TEXT:

Our review highlights the use of a wide range of theoretical lenses to examine how Industry 4.0 technologies specifically AI, IoT, and VR support the transition to CEE (Figure 4). The ten key theories were identified and grouped into four categories based on their application focus: organizational adaptation and strategic management, institutional and system-level pressures, collaboration and networks, and systems thinking.
Collaboration and network-oriented theories (e.g., ecosystem perspective, stakeholder theory, and supply network configuration) collectively explain why conflicting interests among multiple stakeholders persist. These theories shed light on how value creation is perceived and distributed differently across stakeholders, leading to misalignment, and emphasizing the importance of multi-actor coordination and shared goals. These theories suggest that technologies, such as IoT and AI, can improve stakeholder engagement and reduce tensions across ecosystems when used to enhance transparency and data sharing.
Similarly, theories from the organizational adaptation and strategic management group, such as dynamic capabilities theory, issue life cycle theory, and paradox theory, help us to understand resistance to change not just as a behavioral issue, but as a function of organizational inertia, structural tensions between sustainability and profitability, and insufficient internal learning mechanisms. From this perspective, AI-driven analytics and VR simulations can serve as strategic tools to foster organizational learning and reduce uncertainty, thereby supporting more effective change management.
Theories focused on organizational adaptation and strategic management (e.g., dynamic capabilities, paradox theory, and issue life-cycle theory) explain the barrier of the lack of sustainable leadership, as it is closely linked to the inability of top management to realign the company’s vision and strategy with the goals of the circular economy under conditions of complexity and disruption. These theories explain how strategic judgement and learning can be enhanced by using digital tools. These theories best explain the lack of digitally enabled capabilities and show that firms struggle to integrate digital technologies when they lack the sensing, seizing, and reconfiguring capabilities required for digital circular economy transformation.
Institutional and system level theories (e.g., institutional theory, multi-level perspective) show how institutional pressures from regulation to normative expectations—shape organisational responses to the circular economy. These theories also show that a successful transition requires the alignment of internal transformations (e.g., digital skills and circular models) with external signals such as government policies and industry standards.

Visual layout rows:
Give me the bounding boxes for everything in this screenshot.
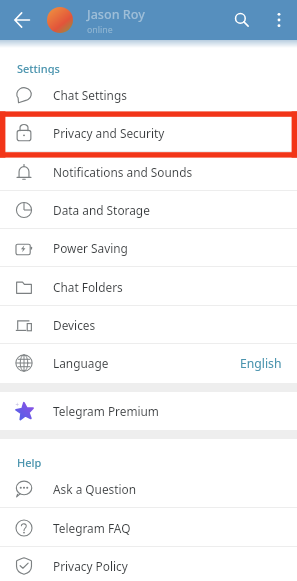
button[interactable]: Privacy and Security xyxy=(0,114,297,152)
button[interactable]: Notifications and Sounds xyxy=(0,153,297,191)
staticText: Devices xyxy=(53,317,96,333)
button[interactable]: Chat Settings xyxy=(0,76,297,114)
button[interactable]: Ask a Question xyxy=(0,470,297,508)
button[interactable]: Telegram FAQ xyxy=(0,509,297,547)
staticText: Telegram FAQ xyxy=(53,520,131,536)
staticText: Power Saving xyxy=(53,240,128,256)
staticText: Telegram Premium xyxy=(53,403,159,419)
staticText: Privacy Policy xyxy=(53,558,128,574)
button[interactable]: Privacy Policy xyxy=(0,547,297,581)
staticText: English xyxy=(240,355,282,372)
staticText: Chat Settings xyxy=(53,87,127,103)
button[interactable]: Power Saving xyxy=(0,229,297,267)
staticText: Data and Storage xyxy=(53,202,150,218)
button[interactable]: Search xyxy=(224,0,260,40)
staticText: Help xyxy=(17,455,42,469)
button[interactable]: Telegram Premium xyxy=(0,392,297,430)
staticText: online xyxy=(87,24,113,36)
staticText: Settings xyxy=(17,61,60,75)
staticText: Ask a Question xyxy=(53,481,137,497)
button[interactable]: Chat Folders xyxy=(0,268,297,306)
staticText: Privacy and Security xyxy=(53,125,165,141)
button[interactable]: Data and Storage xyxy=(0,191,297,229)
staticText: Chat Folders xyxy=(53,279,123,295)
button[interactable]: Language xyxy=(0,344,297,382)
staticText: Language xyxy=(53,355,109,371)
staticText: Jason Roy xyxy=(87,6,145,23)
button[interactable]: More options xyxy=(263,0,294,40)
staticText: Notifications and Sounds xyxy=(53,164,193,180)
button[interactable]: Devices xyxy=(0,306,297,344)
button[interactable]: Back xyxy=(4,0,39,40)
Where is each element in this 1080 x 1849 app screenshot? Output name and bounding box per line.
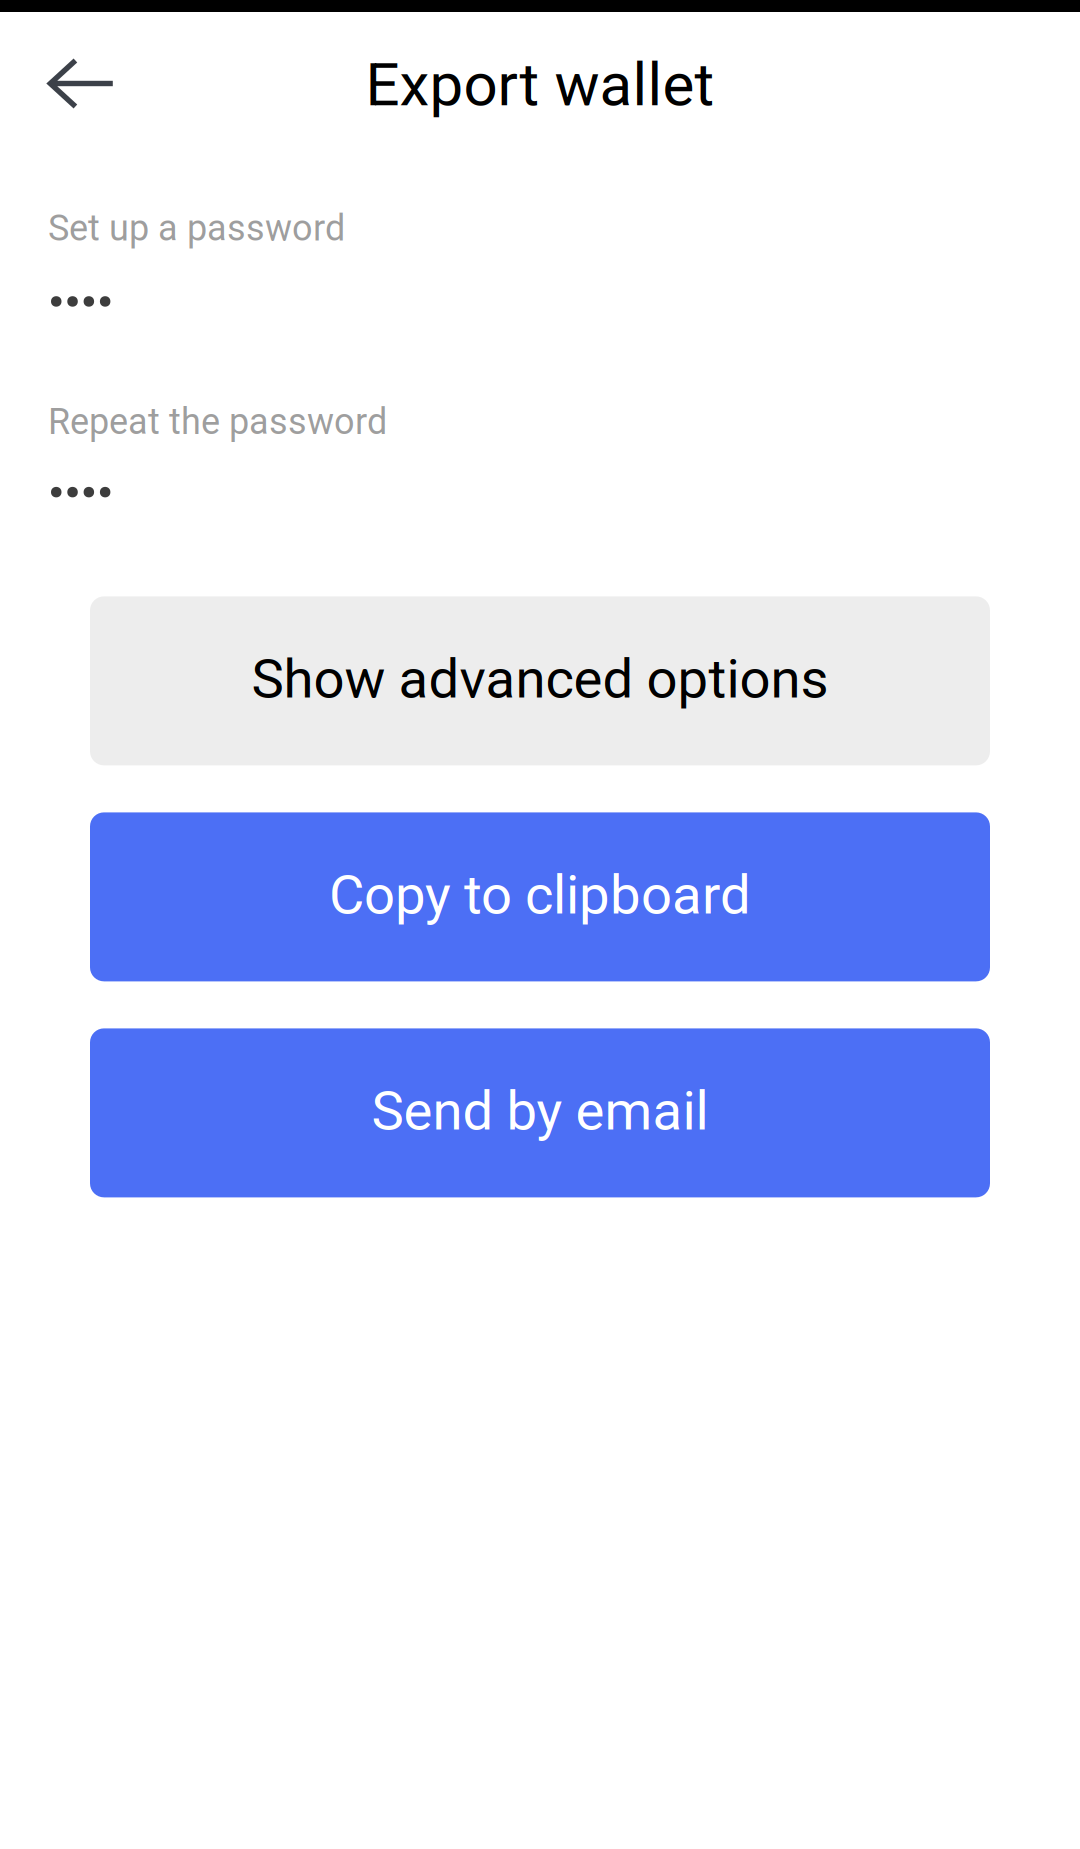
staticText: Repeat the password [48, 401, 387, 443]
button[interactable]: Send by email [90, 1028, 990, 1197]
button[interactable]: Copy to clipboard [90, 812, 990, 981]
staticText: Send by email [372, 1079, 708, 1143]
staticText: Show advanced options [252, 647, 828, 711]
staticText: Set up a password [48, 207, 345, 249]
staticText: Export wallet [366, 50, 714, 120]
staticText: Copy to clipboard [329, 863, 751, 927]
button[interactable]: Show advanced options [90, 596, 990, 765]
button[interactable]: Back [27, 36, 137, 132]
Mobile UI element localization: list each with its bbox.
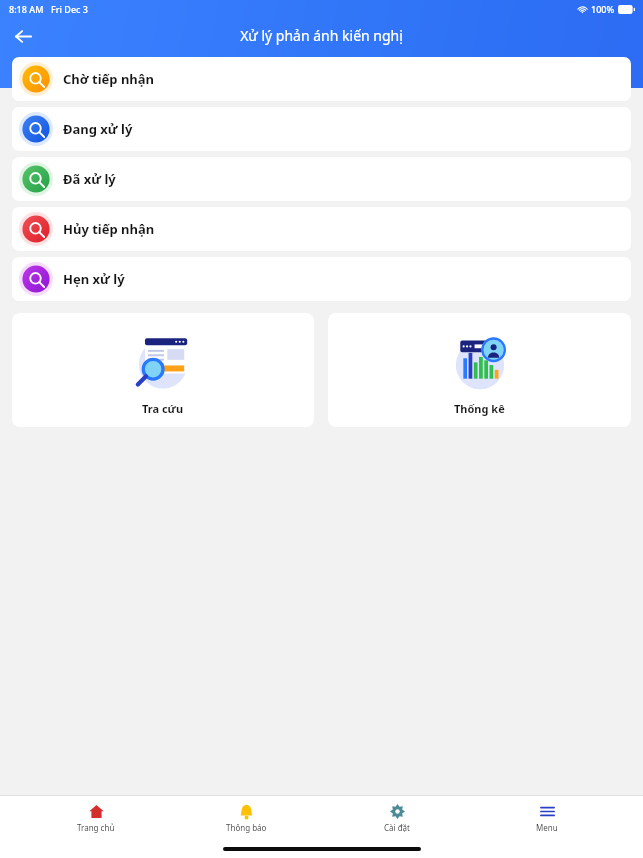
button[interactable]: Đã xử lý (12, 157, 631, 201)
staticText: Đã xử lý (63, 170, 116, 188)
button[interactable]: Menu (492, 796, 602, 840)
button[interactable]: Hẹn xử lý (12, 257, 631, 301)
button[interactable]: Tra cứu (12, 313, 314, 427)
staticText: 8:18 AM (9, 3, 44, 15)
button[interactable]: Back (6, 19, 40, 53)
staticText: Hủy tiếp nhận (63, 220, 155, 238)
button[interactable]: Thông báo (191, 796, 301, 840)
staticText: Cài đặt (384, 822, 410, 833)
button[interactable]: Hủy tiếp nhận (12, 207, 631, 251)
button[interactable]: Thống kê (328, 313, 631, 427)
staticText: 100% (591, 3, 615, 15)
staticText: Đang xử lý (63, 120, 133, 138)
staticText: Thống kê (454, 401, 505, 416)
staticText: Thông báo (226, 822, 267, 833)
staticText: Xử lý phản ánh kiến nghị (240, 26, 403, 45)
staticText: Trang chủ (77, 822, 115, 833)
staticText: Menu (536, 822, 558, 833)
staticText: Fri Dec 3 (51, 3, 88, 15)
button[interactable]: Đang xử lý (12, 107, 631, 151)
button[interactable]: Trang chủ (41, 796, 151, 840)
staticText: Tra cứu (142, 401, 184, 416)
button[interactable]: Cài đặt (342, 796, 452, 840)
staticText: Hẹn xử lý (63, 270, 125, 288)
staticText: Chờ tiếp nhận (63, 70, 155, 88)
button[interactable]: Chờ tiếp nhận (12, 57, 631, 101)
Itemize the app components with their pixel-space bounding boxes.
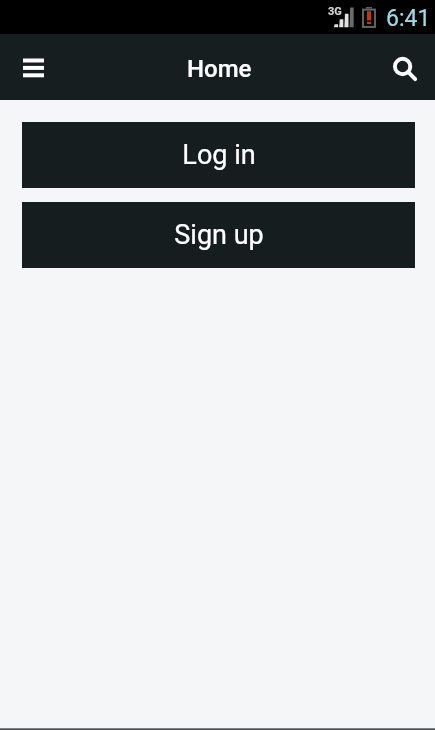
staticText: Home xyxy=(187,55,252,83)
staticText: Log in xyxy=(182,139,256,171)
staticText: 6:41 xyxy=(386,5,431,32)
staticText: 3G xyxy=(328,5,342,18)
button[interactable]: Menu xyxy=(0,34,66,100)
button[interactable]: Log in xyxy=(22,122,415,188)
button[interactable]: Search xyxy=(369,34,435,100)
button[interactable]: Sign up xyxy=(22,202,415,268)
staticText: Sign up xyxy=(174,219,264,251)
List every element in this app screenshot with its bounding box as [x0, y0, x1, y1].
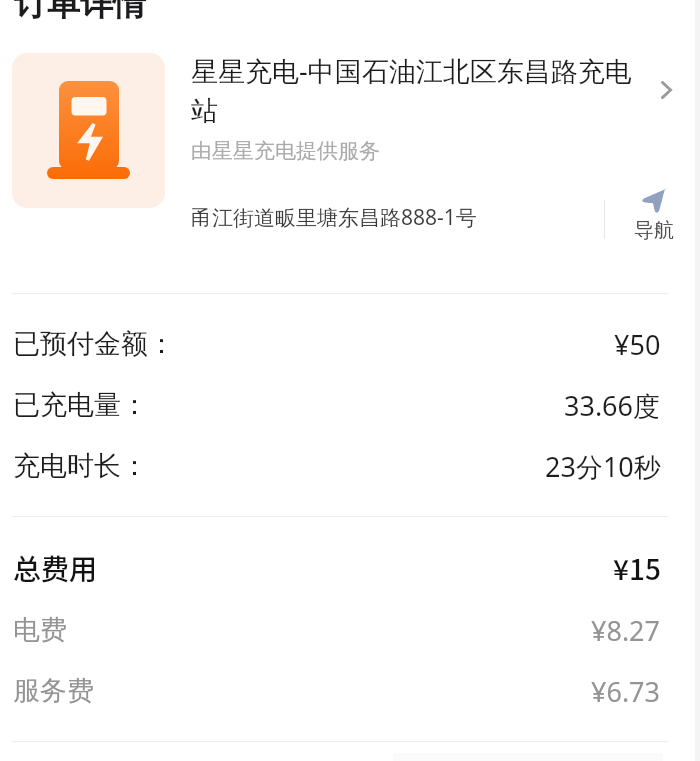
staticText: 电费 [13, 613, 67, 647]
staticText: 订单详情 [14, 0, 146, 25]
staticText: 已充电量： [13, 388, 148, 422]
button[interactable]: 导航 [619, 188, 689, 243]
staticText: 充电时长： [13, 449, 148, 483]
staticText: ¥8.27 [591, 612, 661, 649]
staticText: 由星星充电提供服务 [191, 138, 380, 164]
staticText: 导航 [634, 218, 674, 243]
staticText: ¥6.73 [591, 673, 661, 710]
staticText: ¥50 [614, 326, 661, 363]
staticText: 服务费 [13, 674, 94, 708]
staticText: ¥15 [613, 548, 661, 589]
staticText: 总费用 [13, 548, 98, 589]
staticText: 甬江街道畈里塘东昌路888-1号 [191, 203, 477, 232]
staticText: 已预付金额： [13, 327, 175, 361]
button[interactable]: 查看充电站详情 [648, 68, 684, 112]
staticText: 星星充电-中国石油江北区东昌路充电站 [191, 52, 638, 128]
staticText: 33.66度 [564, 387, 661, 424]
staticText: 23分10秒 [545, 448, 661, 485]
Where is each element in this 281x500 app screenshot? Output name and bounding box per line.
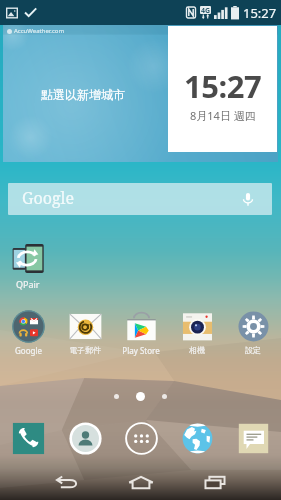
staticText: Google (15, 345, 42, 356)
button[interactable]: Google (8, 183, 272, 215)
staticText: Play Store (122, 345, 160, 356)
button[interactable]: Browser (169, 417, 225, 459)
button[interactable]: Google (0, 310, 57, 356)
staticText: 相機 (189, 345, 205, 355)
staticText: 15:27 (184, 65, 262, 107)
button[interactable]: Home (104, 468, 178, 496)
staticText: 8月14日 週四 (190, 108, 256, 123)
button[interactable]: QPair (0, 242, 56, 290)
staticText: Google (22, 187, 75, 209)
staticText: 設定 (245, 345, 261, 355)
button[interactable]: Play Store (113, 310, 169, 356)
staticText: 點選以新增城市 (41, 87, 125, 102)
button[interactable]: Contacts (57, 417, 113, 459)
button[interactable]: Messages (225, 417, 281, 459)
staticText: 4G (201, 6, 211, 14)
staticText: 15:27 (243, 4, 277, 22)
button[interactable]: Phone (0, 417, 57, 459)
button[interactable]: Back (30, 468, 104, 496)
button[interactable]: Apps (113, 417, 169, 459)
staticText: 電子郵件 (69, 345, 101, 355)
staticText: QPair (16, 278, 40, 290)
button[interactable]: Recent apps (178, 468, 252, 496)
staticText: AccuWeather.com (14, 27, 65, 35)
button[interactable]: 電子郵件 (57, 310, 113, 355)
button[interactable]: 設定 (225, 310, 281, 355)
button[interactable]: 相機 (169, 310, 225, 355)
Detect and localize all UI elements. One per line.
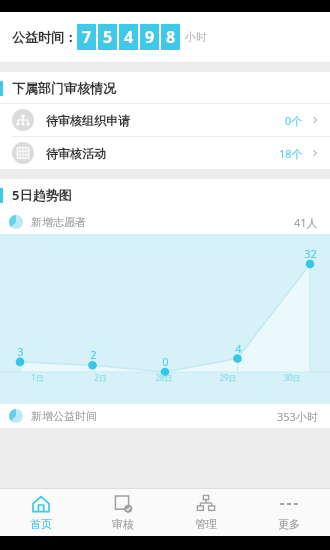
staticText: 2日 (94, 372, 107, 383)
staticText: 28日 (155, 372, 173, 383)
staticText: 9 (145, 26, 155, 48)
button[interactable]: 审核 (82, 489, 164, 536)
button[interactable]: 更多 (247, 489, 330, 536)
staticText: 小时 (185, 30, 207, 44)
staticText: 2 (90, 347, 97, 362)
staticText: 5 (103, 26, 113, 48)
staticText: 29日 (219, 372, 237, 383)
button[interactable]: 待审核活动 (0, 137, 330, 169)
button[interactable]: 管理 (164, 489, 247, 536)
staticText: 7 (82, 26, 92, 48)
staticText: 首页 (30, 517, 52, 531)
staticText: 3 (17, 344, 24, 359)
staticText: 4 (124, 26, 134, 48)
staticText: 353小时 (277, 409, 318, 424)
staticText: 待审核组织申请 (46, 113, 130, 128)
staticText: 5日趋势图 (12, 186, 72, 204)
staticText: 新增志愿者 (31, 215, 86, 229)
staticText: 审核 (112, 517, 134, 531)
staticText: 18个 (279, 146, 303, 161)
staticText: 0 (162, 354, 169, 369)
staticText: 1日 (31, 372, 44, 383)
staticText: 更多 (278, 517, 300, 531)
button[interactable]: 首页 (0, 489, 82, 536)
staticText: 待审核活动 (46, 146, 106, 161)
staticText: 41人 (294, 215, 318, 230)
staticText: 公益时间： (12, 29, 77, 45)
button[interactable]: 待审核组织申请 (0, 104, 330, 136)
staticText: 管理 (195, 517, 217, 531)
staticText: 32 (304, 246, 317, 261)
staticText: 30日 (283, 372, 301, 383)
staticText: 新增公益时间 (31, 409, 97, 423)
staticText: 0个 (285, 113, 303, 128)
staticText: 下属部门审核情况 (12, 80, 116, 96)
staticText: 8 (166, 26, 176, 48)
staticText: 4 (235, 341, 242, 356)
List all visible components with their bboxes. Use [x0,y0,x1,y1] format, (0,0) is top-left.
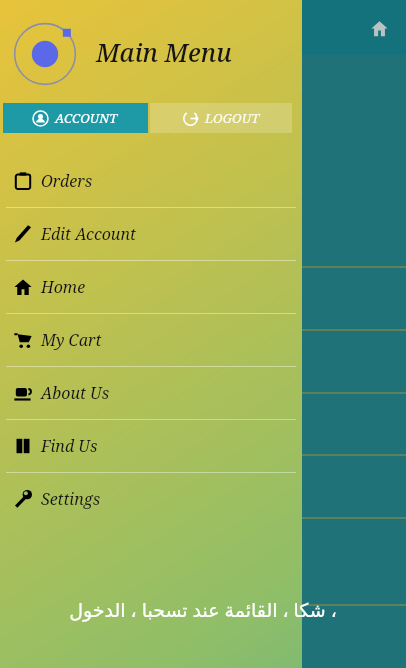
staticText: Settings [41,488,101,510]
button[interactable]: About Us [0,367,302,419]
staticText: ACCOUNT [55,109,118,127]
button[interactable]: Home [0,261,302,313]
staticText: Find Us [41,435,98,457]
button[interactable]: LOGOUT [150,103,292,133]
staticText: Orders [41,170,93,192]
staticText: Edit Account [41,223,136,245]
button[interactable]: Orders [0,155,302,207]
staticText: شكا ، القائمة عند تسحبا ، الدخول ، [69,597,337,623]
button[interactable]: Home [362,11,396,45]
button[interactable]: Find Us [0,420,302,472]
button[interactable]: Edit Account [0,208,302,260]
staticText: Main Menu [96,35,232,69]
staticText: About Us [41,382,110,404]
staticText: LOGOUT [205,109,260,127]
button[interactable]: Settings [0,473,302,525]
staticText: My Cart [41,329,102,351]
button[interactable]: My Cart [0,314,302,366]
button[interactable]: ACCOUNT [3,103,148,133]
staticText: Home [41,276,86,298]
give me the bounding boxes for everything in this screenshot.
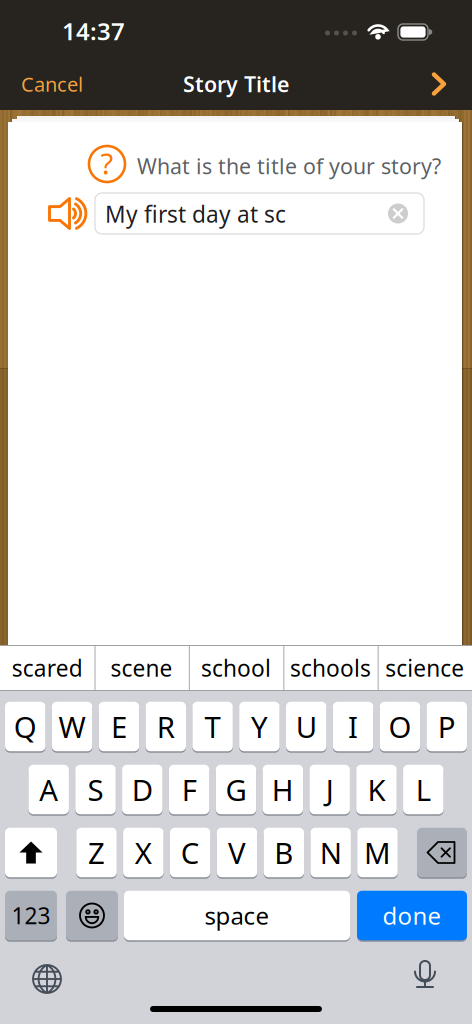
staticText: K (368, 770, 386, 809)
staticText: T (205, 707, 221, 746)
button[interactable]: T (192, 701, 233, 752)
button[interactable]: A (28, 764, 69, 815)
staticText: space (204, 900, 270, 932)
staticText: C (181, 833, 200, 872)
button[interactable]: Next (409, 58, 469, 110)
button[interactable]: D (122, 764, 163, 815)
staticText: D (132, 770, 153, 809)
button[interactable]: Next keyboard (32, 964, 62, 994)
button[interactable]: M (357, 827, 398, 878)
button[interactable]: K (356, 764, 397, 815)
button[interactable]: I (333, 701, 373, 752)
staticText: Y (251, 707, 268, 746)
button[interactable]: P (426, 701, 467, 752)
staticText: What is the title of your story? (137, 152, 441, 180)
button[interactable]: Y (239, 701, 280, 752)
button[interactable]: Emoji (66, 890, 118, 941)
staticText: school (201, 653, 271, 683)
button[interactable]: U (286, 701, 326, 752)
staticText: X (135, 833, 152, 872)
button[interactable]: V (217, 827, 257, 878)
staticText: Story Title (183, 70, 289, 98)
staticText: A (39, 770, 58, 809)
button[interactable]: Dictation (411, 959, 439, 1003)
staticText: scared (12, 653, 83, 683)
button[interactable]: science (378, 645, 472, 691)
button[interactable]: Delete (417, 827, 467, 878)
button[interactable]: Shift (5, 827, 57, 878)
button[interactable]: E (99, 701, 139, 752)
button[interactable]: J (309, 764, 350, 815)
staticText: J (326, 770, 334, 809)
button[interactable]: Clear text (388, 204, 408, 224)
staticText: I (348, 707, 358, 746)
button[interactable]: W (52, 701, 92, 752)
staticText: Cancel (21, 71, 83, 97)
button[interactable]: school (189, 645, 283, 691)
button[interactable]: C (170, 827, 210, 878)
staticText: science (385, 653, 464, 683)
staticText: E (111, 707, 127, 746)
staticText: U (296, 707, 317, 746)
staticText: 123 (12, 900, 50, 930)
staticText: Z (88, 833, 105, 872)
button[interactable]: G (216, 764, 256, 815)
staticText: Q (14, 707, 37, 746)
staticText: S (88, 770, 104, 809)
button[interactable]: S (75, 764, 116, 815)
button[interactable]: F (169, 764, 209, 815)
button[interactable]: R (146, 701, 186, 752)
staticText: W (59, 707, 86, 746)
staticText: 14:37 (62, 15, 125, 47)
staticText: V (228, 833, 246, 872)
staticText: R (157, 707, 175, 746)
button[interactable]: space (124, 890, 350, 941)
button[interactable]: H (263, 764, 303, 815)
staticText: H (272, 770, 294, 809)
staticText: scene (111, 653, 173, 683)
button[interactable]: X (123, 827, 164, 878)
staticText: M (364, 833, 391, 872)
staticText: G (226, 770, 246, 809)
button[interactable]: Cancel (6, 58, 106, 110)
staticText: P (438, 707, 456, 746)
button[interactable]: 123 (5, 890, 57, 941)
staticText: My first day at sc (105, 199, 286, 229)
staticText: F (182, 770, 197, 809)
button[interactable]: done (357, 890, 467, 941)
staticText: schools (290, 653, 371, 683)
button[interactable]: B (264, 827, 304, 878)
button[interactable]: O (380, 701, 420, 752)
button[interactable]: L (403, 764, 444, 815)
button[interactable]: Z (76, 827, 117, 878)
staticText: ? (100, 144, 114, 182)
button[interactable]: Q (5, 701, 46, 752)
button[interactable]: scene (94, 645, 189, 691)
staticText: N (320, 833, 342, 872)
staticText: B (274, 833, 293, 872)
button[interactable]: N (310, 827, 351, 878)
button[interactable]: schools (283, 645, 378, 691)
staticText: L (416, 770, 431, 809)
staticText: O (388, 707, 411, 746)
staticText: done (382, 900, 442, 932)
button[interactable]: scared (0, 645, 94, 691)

SET TASKS:
• A. In the review on Industry 4.0 and the circular economy, how many categories were the ten key theories grouped into?
• B. According to the review on Industry 4.0 and the circular economy, why do firms struggle to integrate digital technologies?
• C. Continue the review on Industry 4.0 and the circular economy from its last sentence.

ANSWERS:
• A. Four.

• B. Firms struggle to integrate digital technologies when they lack the sensing, seizing, and reconfiguring capabilities required for digital circular economy transformation.

• C.
Finally, systems thinking offer a holistic explanation of how these barriers interact dynamically, generating reinforcing feedback loops (e.g., low collaboration undermines capability development, which further fuels resistance). In theory, Industry 4.0 technologies such as AI, IoT, and VR, when viewed through these lenses, can serve as enablers of transformation: AI supports intelligent decision-making to align sustainability and business performance; IoT enables data sharing and real-time coordination across networks; and VR promotes experiential learning and stakeholder engagement. Together, the integration of these theoretical perspectives helps illuminate not only the surface barriers, but also the underlying structural, behavioural and institutional causes and how digitally enabled capabilities can be used strategically and collaboratively to overcome them.

5.2. Theoretical Explanations of Enablers

In this section, we show how the theoretical perspectives reviewed provide explanations for the enablers that can significantly increase the impact of Industry 4.0 technologies especially AI, IoT, and VR on CEE. Within the group of organizational adaptation and strategic capabilities, dynamic capabilities theory explains what new opportunities organizations can exploit through AI [107]. Digital technologies enable inter-organizational collaborative practices in line with the circularity principles [109]. In addition, paradox theory helps to understand how firms overcome the tensions created by the use of AI to increase their productivity and maintain resource efficiency, all of which increase the value of lean innovation [117]. Collaboration and network theories, such as the ecosystem perspective and stakeholder theory, provide insights into how groups collaborate. These theories explain how organizations collaborate with customers, communities, policymakers, and supply chain partners to co-create circularity and improve legitimacy [111,112].

6. Future Research Agenda and Implications

6.1. Theories to Explore Industry 4.0 and CE Ecosystem

The transition to CEE through I4.0 technologies is seen as both a challenge and an opportunity for businesses, scholars, political leaders, and societal actors [123], making it more difficult for companies to adopt. By addressing these hurdles, support network configuration theory, institutional theory, and multi-level perspectives can be applied, as the CEE is a dynamic process that necessitates a configuration approach. At the same time, companies are facing diverse conflicts and tensions in the shift from linear to circular. They are mainly focusing on profits and ignoring environmental and social sustainability, so they need to apply paradox theory to mitigate conflicts and tensions [84,124], managing responsibly businesses for CE processes and products to create an ecosystem for addressing grand challenges [124]. There is a lack of dynamic capabilities and competencies in companies, so they should utilize dynamic capability theory by using its elements of seizing, sensing, and transforming [81]. These gaps have been used to generate potential research questions, which are provided in Table 7.

6.2. Contexts for Investigating Industry 4.0 and CE Ecosystem

Contexts are vital for understanding Industry 4.0 and the Central and Eastern European sectors, regions, and countries. The majority of research has been performed in the industrial sector, with 45 studies (e.g., [83]). The textile sector ranks as the second most significant, comprising 8 research (e.g., [125]). The third sector of the automotive industry is deemed essential for the circular economy ecosystem, as evidenced by seven studies, including [126]. The fourth sector is transport, comprising four studies (e.g., [92]). The food sector transitions from linear to circular, as evidenced by three studies, including [127].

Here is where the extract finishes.